**Supplied information**
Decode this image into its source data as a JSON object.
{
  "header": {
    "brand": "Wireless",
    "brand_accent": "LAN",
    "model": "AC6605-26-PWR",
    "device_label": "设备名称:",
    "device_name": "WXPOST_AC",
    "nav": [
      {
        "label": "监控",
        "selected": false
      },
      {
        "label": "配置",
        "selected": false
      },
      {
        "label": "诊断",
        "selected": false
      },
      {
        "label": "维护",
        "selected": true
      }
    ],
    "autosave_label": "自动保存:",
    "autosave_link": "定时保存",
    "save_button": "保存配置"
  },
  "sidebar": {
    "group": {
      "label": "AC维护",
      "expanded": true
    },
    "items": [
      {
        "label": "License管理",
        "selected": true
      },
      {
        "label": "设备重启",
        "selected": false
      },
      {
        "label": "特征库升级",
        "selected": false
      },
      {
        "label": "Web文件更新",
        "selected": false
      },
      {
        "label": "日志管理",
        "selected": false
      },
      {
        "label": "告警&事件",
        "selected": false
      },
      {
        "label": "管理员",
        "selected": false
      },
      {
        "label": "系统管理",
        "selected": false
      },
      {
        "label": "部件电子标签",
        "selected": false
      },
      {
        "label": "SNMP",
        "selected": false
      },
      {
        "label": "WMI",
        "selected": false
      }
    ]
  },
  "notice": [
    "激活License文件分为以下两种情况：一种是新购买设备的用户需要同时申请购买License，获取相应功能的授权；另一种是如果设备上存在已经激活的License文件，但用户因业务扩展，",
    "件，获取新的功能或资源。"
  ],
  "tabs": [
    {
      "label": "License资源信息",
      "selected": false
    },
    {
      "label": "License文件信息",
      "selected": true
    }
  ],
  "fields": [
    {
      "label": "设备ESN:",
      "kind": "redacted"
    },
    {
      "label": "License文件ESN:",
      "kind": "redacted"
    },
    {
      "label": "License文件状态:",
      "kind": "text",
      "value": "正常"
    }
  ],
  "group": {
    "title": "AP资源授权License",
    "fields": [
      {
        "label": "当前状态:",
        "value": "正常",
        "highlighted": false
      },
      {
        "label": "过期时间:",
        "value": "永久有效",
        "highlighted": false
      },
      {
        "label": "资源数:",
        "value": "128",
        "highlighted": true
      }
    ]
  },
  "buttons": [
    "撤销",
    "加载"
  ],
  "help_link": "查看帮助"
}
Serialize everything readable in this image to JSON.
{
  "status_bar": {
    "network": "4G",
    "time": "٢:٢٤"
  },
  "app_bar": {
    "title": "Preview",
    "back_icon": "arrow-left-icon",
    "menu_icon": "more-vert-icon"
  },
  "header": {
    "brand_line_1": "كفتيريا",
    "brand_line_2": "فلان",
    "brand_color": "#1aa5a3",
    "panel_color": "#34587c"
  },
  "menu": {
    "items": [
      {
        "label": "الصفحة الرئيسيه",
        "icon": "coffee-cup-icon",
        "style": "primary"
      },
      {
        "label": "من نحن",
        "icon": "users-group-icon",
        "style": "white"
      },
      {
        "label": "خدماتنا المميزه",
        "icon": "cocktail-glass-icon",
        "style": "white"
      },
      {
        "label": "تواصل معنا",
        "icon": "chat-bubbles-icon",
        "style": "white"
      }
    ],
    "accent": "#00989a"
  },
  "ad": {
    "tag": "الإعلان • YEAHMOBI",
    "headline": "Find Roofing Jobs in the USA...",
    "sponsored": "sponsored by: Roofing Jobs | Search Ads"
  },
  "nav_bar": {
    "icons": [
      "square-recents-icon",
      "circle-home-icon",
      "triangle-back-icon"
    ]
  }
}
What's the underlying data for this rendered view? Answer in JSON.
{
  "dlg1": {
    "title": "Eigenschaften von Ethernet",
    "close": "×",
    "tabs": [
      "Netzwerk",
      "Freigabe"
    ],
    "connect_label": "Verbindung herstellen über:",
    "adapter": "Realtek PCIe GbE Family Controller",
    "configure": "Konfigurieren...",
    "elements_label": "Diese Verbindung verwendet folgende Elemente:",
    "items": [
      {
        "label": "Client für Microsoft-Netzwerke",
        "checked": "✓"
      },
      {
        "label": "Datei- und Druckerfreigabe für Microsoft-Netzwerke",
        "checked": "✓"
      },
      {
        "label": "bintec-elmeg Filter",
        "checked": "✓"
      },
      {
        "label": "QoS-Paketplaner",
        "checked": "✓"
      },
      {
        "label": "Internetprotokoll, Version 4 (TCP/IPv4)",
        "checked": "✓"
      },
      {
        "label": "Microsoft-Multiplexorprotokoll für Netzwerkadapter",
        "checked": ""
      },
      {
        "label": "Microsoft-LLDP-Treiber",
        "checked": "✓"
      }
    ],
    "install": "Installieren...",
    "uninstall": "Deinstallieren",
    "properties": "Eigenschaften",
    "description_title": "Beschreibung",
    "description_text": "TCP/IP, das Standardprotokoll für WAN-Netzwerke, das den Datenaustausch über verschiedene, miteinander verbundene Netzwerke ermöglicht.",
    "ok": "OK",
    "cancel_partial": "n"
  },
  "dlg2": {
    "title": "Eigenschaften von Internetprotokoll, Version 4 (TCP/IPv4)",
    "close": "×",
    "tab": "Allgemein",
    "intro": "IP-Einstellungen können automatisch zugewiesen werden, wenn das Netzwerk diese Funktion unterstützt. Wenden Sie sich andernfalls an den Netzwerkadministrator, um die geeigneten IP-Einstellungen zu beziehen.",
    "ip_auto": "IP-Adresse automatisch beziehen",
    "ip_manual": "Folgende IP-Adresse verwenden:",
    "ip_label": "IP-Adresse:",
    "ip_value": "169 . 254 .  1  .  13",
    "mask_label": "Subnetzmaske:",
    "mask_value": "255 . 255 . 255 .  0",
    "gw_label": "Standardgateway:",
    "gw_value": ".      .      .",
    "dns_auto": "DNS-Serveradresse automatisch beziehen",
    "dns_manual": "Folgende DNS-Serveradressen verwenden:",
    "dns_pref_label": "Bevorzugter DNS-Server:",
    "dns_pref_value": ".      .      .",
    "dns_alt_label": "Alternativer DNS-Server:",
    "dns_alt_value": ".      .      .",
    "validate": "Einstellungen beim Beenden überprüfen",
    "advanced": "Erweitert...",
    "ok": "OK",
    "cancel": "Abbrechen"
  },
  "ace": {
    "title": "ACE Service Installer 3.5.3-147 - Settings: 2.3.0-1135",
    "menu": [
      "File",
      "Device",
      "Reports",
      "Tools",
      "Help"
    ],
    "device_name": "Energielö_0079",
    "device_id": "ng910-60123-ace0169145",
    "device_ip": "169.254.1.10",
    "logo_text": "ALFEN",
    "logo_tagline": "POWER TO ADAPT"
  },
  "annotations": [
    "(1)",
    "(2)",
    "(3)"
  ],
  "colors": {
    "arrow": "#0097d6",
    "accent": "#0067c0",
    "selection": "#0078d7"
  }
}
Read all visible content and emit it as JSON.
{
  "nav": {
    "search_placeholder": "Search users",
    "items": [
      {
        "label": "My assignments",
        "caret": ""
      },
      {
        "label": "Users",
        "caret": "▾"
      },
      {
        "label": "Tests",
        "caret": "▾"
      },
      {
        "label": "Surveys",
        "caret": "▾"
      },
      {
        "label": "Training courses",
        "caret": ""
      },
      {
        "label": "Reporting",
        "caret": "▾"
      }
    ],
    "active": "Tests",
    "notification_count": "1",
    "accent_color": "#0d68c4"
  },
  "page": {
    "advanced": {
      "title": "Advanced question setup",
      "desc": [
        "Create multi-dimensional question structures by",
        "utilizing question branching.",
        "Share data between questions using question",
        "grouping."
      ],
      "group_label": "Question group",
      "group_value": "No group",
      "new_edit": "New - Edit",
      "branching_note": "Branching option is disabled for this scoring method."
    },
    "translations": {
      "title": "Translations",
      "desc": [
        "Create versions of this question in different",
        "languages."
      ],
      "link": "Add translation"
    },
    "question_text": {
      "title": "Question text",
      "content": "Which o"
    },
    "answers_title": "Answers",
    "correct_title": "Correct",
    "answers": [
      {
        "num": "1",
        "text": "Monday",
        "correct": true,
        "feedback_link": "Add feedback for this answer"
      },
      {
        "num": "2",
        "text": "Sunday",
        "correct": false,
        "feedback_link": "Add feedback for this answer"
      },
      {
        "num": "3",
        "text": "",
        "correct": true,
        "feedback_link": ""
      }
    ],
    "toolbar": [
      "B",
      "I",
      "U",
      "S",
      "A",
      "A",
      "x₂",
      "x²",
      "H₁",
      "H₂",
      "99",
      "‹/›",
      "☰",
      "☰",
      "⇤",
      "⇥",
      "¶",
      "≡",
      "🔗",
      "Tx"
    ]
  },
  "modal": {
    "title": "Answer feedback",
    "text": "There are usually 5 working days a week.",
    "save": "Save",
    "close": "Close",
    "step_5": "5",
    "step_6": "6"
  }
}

**Exercise details**
Select from the material above each line in which the string "data" appears, and list those lines.

**Solution for this exercise**
Decode this image into its source data as a JSON object.
What's the underlying data for this rendered view? Answer in JSON.
        "Share data between questions using question",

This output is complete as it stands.